§ Task to complete
Copy every line of the records below that holds the word "同理可得".
****
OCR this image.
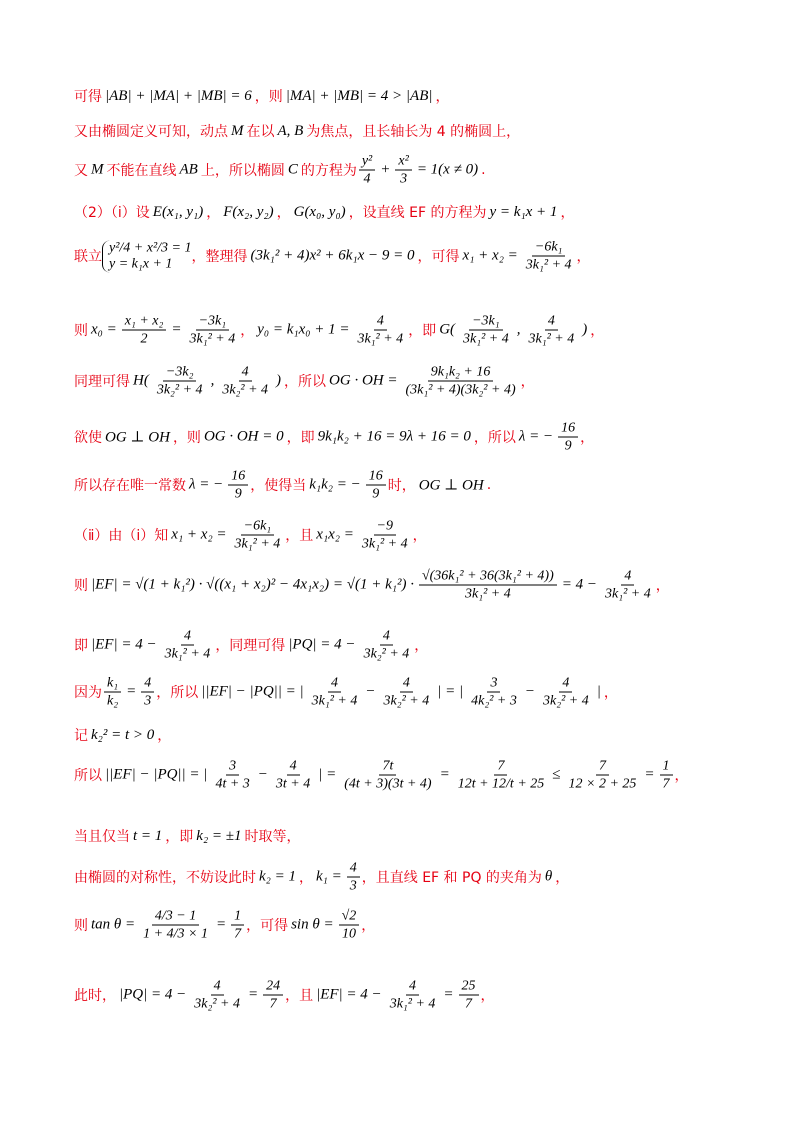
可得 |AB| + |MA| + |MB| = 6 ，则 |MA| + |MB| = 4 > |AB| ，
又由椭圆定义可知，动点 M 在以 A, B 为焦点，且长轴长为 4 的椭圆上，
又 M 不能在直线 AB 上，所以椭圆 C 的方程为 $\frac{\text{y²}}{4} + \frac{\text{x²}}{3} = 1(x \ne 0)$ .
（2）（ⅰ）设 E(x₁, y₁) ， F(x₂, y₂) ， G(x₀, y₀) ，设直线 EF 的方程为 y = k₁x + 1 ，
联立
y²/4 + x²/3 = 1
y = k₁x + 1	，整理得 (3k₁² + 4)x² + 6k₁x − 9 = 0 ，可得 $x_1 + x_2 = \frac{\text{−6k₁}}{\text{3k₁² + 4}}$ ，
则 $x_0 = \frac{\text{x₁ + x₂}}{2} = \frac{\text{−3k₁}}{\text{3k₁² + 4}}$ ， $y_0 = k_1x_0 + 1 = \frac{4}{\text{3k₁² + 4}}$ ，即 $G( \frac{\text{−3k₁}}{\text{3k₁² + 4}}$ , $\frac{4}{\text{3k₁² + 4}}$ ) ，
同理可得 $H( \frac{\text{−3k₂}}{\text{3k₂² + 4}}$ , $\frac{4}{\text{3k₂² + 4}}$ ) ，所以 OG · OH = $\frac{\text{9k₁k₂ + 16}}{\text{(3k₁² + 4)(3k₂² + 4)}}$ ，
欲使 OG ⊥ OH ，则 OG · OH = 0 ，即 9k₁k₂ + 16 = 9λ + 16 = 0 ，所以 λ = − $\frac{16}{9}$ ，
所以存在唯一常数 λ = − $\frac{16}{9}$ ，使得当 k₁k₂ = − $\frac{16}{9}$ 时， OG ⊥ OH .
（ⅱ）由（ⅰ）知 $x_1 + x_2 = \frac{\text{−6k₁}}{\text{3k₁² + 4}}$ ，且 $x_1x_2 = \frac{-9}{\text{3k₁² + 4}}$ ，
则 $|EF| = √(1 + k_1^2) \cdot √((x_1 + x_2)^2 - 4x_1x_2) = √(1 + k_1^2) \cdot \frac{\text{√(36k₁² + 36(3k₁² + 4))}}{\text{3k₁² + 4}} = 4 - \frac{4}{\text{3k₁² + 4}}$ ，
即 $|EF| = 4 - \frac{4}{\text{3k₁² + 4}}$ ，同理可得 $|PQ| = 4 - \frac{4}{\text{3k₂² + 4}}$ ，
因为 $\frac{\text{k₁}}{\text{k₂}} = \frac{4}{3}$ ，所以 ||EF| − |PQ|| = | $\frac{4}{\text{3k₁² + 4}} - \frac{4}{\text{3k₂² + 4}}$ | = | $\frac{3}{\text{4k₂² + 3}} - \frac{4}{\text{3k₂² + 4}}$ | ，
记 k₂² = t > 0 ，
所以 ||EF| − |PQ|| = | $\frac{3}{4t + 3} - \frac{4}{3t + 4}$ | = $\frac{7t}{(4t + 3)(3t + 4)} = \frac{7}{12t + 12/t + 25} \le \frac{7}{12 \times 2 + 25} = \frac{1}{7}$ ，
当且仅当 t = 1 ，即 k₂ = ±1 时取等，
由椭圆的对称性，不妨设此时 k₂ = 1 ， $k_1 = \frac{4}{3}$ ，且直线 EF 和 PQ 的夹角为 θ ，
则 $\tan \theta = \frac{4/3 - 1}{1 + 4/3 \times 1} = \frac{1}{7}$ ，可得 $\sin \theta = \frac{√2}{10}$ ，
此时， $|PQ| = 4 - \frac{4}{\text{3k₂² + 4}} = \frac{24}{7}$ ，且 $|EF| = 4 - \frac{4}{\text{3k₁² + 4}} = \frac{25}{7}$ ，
****
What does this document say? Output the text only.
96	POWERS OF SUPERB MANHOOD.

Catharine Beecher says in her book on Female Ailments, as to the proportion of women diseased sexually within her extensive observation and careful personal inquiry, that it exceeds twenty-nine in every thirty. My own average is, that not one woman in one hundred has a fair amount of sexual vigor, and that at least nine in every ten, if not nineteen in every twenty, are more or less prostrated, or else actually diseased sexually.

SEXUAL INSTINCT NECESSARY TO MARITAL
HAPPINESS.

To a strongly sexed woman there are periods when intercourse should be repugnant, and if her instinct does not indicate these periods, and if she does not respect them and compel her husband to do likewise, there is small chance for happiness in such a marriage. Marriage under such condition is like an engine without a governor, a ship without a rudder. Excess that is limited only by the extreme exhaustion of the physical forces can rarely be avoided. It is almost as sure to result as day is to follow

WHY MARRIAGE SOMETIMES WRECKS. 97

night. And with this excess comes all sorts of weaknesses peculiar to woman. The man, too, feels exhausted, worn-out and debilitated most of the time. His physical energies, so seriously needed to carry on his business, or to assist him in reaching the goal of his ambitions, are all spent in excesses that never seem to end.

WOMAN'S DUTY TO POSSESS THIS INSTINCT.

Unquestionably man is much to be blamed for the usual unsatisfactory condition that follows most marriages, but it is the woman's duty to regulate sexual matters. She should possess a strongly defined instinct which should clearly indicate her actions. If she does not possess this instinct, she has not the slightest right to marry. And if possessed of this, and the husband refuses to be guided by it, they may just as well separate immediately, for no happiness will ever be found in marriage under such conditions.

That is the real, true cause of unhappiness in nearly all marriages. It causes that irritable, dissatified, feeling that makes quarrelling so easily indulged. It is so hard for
****
§ Output below
同理可得 $H( \frac{\text{−3k₂}}{\text{3k₂² + 4}}$ , $\frac{4}{\text{3k₂² + 4}}$ ) ，所以 OG · OH = $\frac{\text{9k₁k₂ + 16}}{\text{(3k₁² + 4)(3k₂² + 4)}}$ ，
即 $|EF| = 4 - \frac{4}{\text{3k₁² + 4}}$ ，同理可得 $|PQ| = 4 - \frac{4}{\text{3k₂² + 4}}$ ，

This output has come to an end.